## Begin

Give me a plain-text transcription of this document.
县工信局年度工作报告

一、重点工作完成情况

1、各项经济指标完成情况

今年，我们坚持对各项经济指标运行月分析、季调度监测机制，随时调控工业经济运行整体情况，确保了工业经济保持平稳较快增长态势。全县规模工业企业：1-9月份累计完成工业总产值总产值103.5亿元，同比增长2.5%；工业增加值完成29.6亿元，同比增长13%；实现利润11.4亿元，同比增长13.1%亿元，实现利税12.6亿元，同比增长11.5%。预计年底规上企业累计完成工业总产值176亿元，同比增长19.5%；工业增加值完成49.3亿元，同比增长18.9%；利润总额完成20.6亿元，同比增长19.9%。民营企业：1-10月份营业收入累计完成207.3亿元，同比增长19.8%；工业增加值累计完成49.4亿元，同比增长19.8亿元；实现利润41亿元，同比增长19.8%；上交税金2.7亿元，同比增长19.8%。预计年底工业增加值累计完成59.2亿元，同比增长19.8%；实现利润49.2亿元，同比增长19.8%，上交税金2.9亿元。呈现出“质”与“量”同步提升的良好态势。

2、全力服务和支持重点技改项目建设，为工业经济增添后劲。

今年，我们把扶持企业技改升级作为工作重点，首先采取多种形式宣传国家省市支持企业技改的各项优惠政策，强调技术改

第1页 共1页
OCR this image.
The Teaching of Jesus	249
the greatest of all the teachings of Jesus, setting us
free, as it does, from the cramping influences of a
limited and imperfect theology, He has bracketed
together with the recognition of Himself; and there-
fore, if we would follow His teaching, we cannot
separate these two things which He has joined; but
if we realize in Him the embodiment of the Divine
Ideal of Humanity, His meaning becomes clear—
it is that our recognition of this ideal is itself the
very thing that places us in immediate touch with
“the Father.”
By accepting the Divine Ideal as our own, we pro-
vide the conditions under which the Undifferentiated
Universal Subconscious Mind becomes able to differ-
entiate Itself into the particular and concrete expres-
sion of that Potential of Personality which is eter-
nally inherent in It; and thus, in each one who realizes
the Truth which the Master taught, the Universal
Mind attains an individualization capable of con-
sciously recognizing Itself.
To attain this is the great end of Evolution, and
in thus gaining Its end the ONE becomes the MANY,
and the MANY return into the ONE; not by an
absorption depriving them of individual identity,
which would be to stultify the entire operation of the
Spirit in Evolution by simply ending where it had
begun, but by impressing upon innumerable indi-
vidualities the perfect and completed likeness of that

## End

▸ THE EXERCISE
Every record above should be copied exactly.

▸ CORRECT RESULT
Give me a plain-text transcription of this document.
县工信局年度工作报告

一、重点工作完成情况

1、各项经济指标完成情况

今年，我们坚持对各项经济指标运行月分析、季调度监测机制，随时调控工业经济运行整体情况，确保了工业经济保持平稳较快增长态势。全县规模工业企业：1-9月份累计完成工业总产值总产值103.5亿元，同比增长2.5%；工业增加值完成29.6亿元，同比增长13%；实现利润11.4亿元，同比增长13.1%亿元，实现利税12.6亿元，同比增长11.5%。预计年底规上企业累计完成工业总产值176亿元，同比增长19.5%；工业增加值完成49.3亿元，同比增长18.9%；利润总额完成20.6亿元，同比增长19.9%。民营企业：1-10月份营业收入累计完成207.3亿元，同比增长19.8%；工业增加值累计完成49.4亿元，同比增长19.8亿元；实现利润41亿元，同比增长19.8%；上交税金2.7亿元，同比增长19.8%。预计年底工业增加值累计完成59.2亿元，同比增长19.8%；实现利润49.2亿元，同比增长19.8%，上交税金2.9亿元。呈现出“质”与“量”同步提升的良好态势。

2、全力服务和支持重点技改项目建设，为工业经济增添后劲。

今年，我们把扶持企业技改升级作为工作重点，首先采取多种形式宣传国家省市支持企业技改的各项优惠政策，强调技术改

第1页 共1页
OCR this image.
The Teaching of Jesus	249
the greatest of all the teachings of Jesus, setting us
free, as it does, from the cramping influences of a
limited and imperfect theology, He has bracketed
together with the recognition of Himself; and there-
fore, if we would follow His teaching, we cannot
separate these two things which He has joined; but
if we realize in Him the embodiment of the Divine
Ideal of Humanity, His meaning becomes clear—
it is that our recognition of this ideal is itself the
very thing that places us in immediate touch with
“the Father.”
By accepting the Divine Ideal as our own, we pro-
vide the conditions under which the Undifferentiated
Universal Subconscious Mind becomes able to differ-
entiate Itself into the particular and concrete expres-
sion of that Potential of Personality which is eter-
nally inherent in It; and thus, in each one who realizes
the Truth which the Master taught, the Universal
Mind attains an individualization capable of con-
sciously recognizing Itself.
To attain this is the great end of Evolution, and
in thus gaining Its end the ONE becomes the MANY,
and the MANY return into the ONE; not by an
absorption depriving them of individual identity,
which would be to stultify the entire operation of the
Spirit in Evolution by simply ending where it had
begun, but by impressing upon innumerable indi-
vidualities the perfect and completed likeness of that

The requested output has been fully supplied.